> [To do]
Count how many lines have the word "color" in them. Reply with that number by itself.

:: Data provided

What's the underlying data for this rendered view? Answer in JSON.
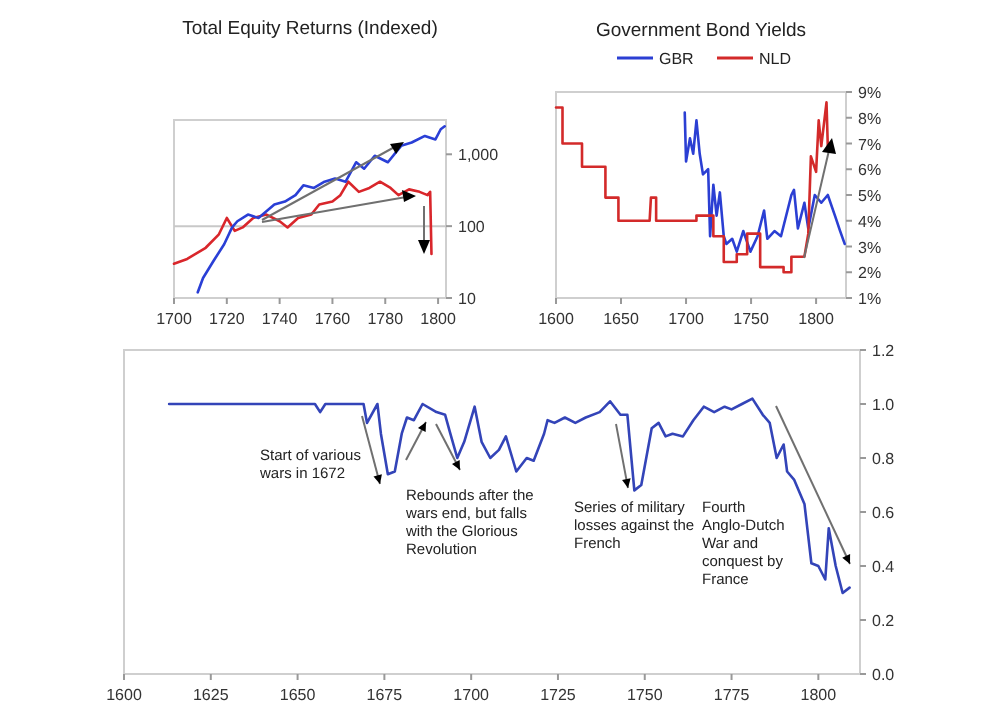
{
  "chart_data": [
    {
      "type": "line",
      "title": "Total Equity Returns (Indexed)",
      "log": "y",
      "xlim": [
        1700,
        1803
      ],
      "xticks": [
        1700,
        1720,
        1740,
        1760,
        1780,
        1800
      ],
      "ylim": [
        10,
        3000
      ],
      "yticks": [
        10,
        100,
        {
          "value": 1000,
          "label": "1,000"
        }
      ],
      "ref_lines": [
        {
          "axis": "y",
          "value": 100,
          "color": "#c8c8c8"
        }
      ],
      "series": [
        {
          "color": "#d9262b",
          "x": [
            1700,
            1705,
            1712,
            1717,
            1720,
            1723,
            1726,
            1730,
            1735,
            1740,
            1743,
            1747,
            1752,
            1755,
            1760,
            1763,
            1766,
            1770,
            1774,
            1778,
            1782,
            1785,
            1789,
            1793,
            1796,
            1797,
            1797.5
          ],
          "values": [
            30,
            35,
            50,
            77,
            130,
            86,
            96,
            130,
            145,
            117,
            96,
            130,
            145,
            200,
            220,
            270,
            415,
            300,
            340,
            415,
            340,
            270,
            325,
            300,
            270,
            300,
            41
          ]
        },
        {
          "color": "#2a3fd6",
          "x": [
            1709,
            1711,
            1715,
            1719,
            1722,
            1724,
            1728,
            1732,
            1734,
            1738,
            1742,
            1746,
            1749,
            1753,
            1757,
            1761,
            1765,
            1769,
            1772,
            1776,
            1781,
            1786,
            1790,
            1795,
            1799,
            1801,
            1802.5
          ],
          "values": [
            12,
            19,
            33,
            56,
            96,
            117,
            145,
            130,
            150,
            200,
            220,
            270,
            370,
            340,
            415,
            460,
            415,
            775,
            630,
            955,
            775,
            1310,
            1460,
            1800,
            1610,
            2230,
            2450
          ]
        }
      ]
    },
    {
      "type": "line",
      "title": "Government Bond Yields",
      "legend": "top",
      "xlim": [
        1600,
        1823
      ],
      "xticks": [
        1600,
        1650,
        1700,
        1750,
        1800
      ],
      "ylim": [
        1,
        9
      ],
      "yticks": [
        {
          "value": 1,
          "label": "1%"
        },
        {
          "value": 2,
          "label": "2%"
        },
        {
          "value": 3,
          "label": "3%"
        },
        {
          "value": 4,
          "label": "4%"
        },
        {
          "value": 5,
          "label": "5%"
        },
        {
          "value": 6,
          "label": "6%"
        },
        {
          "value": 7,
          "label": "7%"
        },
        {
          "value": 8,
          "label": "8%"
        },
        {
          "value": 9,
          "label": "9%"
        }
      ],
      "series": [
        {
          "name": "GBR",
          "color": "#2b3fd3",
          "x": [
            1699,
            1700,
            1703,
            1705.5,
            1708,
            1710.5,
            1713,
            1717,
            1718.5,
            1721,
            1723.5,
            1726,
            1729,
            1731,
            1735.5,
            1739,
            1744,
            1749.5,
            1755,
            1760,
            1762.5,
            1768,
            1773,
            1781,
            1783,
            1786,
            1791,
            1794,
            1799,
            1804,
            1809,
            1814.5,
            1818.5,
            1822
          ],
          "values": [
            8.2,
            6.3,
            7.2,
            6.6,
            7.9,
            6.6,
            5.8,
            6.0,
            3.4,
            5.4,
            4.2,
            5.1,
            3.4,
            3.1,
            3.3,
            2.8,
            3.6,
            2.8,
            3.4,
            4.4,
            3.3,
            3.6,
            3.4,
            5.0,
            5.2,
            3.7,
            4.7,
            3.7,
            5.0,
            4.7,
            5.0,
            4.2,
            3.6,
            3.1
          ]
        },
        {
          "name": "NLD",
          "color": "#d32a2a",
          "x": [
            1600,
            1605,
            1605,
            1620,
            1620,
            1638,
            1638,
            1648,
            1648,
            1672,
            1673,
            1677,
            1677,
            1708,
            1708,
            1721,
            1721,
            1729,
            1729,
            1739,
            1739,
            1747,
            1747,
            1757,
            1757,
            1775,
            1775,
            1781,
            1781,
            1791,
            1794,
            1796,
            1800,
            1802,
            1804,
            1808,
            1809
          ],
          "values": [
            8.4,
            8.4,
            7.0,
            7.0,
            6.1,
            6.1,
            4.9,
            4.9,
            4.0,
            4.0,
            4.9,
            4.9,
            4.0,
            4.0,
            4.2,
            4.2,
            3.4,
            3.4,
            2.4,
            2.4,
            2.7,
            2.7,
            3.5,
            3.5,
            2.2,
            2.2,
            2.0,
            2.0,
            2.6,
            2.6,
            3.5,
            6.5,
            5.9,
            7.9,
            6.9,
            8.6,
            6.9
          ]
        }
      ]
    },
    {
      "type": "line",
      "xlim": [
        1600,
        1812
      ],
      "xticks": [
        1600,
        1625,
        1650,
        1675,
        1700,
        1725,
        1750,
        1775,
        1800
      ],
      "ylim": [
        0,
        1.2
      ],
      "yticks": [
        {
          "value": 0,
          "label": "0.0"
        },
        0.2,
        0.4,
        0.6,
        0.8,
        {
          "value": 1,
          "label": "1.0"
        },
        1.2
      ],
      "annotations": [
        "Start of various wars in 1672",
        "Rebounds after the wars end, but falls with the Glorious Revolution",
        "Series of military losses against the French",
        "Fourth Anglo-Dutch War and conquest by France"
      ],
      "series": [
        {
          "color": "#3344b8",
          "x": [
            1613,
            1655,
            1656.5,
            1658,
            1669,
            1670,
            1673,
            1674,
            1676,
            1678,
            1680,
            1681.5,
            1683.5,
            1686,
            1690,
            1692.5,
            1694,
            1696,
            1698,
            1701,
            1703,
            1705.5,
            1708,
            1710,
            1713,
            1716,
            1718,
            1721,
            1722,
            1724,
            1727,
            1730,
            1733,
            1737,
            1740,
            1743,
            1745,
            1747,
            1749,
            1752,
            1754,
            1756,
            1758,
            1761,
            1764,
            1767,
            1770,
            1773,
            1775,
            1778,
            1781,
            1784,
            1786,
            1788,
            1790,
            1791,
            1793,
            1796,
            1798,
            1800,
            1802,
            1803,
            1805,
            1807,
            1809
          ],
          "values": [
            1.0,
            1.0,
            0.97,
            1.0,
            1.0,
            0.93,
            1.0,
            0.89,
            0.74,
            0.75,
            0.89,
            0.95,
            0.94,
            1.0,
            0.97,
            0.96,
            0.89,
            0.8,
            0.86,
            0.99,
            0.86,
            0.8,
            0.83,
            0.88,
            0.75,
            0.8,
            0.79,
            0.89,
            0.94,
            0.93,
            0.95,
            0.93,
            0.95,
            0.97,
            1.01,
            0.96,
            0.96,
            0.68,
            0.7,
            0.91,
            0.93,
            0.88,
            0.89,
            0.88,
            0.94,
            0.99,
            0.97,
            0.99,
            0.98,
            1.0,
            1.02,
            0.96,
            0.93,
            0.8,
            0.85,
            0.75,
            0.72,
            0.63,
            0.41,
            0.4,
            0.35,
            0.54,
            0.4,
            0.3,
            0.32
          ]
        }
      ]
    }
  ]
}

::::

> [Answer to this task]
6